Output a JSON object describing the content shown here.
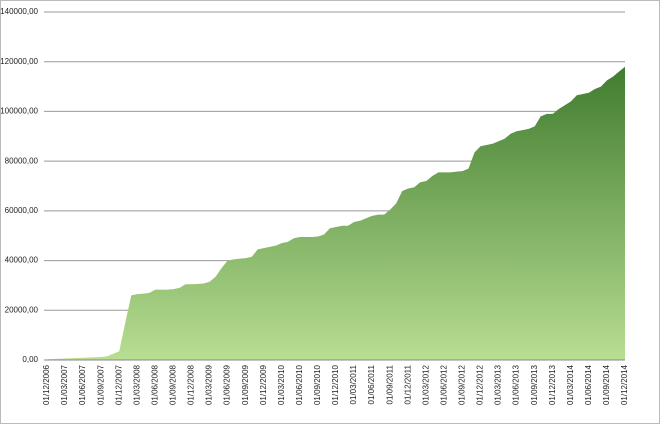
{
  "chart_data": {
    "type": "area",
    "categories": [
      "01/12/2006",
      null,
      null,
      "01/03/2007",
      null,
      null,
      "01/06/2007",
      null,
      null,
      "01/09/2007",
      null,
      null,
      "01/12/2007",
      null,
      null,
      "01/03/2008",
      null,
      null,
      "01/06/2008",
      null,
      null,
      "01/09/2008",
      null,
      null,
      "01/12/2008",
      null,
      null,
      "01/03/2009",
      null,
      null,
      "01/06/2009",
      null,
      null,
      "01/09/2009",
      null,
      null,
      "01/12/2009",
      null,
      null,
      "01/03/2010",
      null,
      null,
      "01/06/2010",
      null,
      null,
      "01/09/2010",
      null,
      null,
      "01/12/2010",
      null,
      null,
      "01/03/2011",
      null,
      null,
      "01/06/2011",
      null,
      null,
      "01/09/2011",
      null,
      null,
      "01/12/2011",
      null,
      null,
      "01/03/2012",
      null,
      null,
      "01/06/2012",
      null,
      null,
      "01/09/2012",
      null,
      null,
      "01/12/2012",
      null,
      null,
      "01/03/2013",
      null,
      null,
      "01/06/2013",
      null,
      null,
      "01/09/2013",
      null,
      null,
      "01/12/2013",
      null,
      null,
      "01/03/2014",
      null,
      null,
      "01/06/2014",
      null,
      null,
      "01/09/2014",
      null,
      null,
      "01/12/2014"
    ],
    "values": [
      300,
      400,
      500,
      600,
      700,
      800,
      900,
      1000,
      1100,
      1200,
      1500,
      2500,
      3500,
      15000,
      26000,
      26500,
      26700,
      27000,
      28300,
      28300,
      28300,
      28500,
      29000,
      30500,
      30500,
      30600,
      30800,
      31500,
      33500,
      37000,
      40000,
      40500,
      40800,
      41000,
      41500,
      44500,
      45000,
      45500,
      46000,
      47000,
      47500,
      49000,
      49500,
      49500,
      49500,
      49700,
      50500,
      53000,
      53500,
      54000,
      54000,
      55500,
      56000,
      57000,
      58000,
      58500,
      58500,
      60500,
      63000,
      68000,
      69000,
      69500,
      71500,
      72000,
      74000,
      75500,
      75500,
      75500,
      75800,
      76000,
      77000,
      83500,
      86000,
      86500,
      87000,
      88000,
      89000,
      91000,
      92000,
      92500,
      93000,
      94000,
      98000,
      99000,
      99000,
      101000,
      102500,
      104000,
      106500,
      107000,
      107500,
      109000,
      110000,
      112500,
      114000,
      116000,
      118000
    ],
    "colors": [
      "#b8de92",
      "#2a6a1c"
    ],
    "ylim": [
      0,
      140000
    ],
    "yticks": [
      {
        "value": 0,
        "label": "0,00"
      },
      {
        "value": 20000,
        "label": "20000,00"
      },
      {
        "value": 40000,
        "label": "40000,00"
      },
      {
        "value": 60000,
        "label": "60000,00"
      },
      {
        "value": 80000,
        "label": "80000,00"
      },
      {
        "value": 100000,
        "label": "100000,00"
      },
      {
        "value": 120000,
        "label": "120000,00"
      },
      {
        "value": 140000,
        "label": "140000,00"
      }
    ],
    "grid": true
  }
}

(What you need to do) Look through the entries above; copy each line where the string "label" appears.

(Answer to this task)
        "label": "0,00"
        "label": "20000,00"
        "label": "40000,00"
        "label": "60000,00"
        "label": "80000,00"
        "label": "100000,00"
        "label": "120000,00"
        "label": "140000,00"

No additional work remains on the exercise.